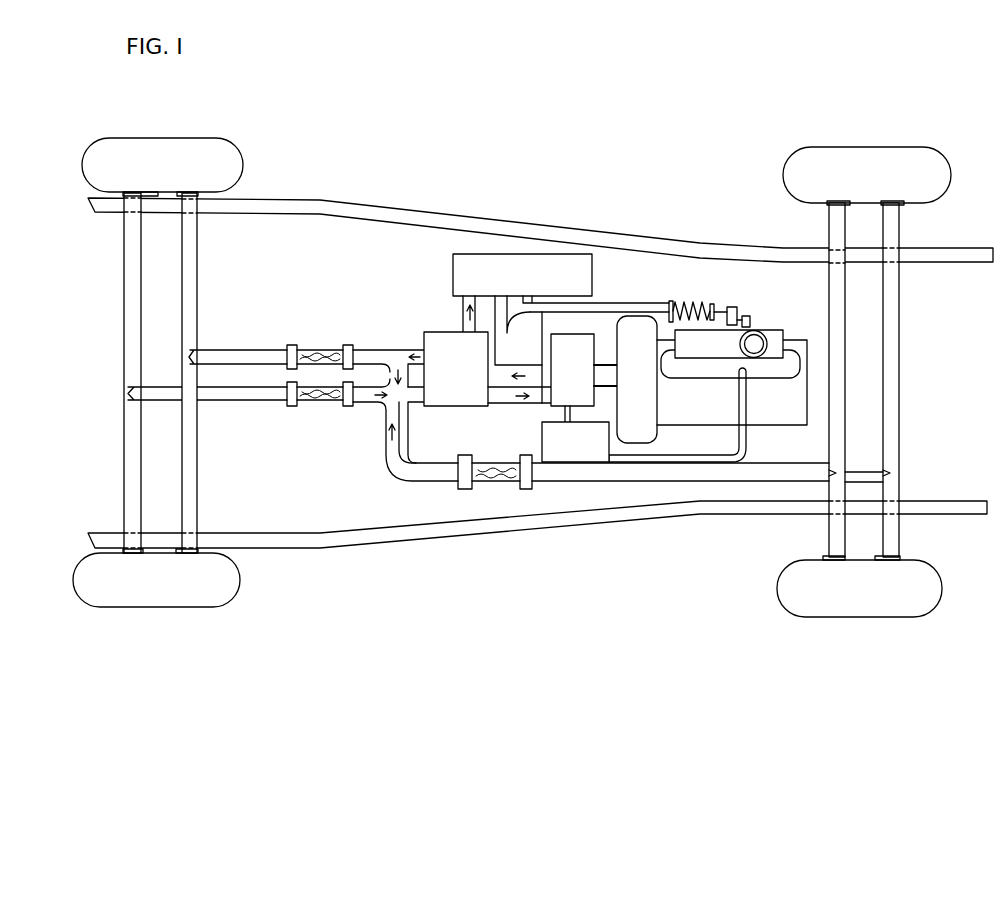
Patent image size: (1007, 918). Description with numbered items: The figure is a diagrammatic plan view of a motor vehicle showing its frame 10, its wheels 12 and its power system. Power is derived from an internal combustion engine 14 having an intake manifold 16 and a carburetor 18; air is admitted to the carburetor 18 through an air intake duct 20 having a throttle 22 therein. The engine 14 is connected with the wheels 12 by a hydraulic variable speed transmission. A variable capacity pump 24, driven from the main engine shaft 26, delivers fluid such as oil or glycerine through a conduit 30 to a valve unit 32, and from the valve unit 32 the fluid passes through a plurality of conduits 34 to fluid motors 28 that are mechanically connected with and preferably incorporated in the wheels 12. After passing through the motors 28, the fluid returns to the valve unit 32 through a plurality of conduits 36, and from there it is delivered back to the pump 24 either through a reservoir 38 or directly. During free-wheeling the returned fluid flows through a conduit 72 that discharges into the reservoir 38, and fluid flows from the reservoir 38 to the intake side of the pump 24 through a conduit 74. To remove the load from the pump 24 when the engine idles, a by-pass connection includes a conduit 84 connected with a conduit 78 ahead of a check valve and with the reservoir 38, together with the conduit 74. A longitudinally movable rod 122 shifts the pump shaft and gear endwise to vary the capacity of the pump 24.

The frame 10 is at (328, 212).
The wheels 12 is at (228, 152).
The internal combustion engine 14 is at (774, 420).
The intake manifold 16 is at (718, 370).
The carburetor 18 is at (692, 346).
The air intake duct 20 is at (742, 350).
The throttle 22 is at (756, 333).
The variable capacity pump 24 is at (592, 398).
The main engine shaft 26 is at (607, 368).
The fluid motors 28 is at (152, 204).
The conduit 30 is at (498, 382).
The valve unit 32 is at (452, 400).
The conduits 34 is at (192, 274).
The conduits 36 is at (136, 324).
The reservoir 38 is at (453, 273).
The conduit 72 is at (466, 312).
The conduit 74 is at (542, 333).
The conduit 78 is at (504, 352).
The conduit 84 is at (578, 300).
The longitudinally movable rod 122 is at (555, 413).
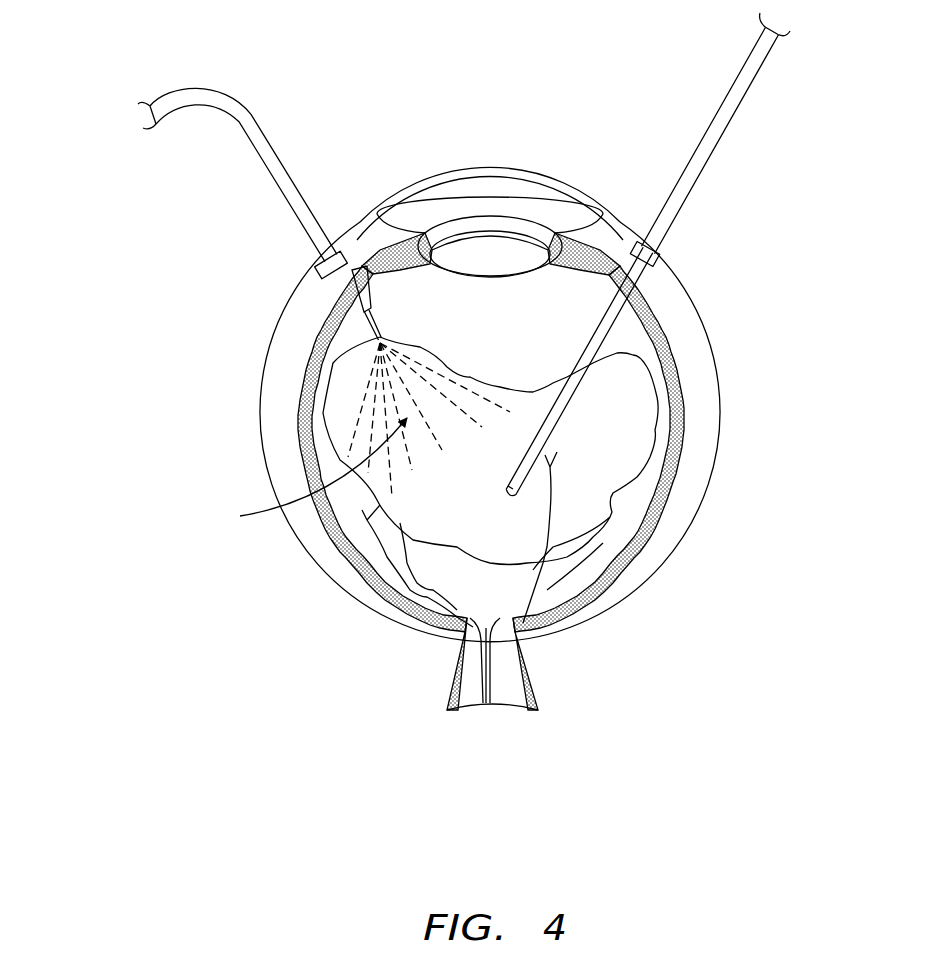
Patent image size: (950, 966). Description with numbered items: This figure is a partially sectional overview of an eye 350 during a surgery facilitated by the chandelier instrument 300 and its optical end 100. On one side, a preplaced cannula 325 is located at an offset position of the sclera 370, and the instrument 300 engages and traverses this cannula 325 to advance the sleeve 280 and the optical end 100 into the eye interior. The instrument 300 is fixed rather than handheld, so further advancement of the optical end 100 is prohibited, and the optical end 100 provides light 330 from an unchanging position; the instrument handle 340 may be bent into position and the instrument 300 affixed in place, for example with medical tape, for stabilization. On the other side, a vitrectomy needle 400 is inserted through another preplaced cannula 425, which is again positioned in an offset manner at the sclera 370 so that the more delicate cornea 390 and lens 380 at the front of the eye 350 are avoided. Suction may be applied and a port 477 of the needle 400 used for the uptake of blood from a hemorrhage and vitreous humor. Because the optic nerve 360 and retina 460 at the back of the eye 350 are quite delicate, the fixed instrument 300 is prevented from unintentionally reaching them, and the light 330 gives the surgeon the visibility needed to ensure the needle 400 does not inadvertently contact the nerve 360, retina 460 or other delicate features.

The optical end 100 is at (378, 336).
The sleeve 280 is at (362, 266).
The instrument 300 is at (252, 78).
The cannula 325 is at (316, 270).
The light 330 is at (295, 474).
The instrument handle 340 is at (168, 100).
The eye 350 is at (726, 246).
The optic nerve 360 is at (470, 688).
The sclera 370 is at (282, 352).
The lens 380 is at (463, 247).
The cornea 390 is at (486, 170).
The vitrectomy needle 400 is at (704, 120).
The cannula 425 is at (656, 264).
The retina 460 is at (622, 535).
The port 477 is at (503, 492).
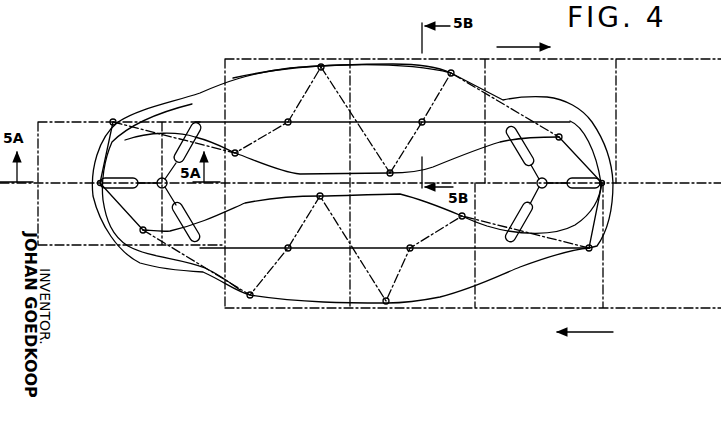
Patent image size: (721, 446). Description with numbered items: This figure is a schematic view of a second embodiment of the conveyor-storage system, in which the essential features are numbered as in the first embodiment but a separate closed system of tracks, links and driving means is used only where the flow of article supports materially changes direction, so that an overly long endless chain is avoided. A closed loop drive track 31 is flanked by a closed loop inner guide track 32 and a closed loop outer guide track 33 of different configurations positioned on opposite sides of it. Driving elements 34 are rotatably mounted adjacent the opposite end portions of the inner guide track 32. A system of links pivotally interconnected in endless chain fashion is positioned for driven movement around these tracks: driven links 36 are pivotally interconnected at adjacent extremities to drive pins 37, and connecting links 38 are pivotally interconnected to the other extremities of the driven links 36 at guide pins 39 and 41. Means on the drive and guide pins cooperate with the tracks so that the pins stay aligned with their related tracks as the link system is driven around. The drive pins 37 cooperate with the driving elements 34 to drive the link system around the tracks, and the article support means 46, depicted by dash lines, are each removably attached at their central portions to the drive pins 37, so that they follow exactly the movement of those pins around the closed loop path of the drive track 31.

The closed loop drive track 31 is at (405, 120).
The inner guide track 32 is at (343, 172).
The outer guide track 33 is at (403, 67).
The driving elements 34 is at (157, 178).
The driven links 36 is at (446, 84).
The drive pins 37 is at (288, 119).
The connecting links 38 is at (340, 97).
The guide pin 39 is at (239, 153).
The guide pin 41 is at (321, 64).
The article support means 46 is at (53, 121).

PROBLEM DETAILS
Count the lines in the entries above that contain the string "instrument". Reply with only that number.

WRITTEN ANSWER
3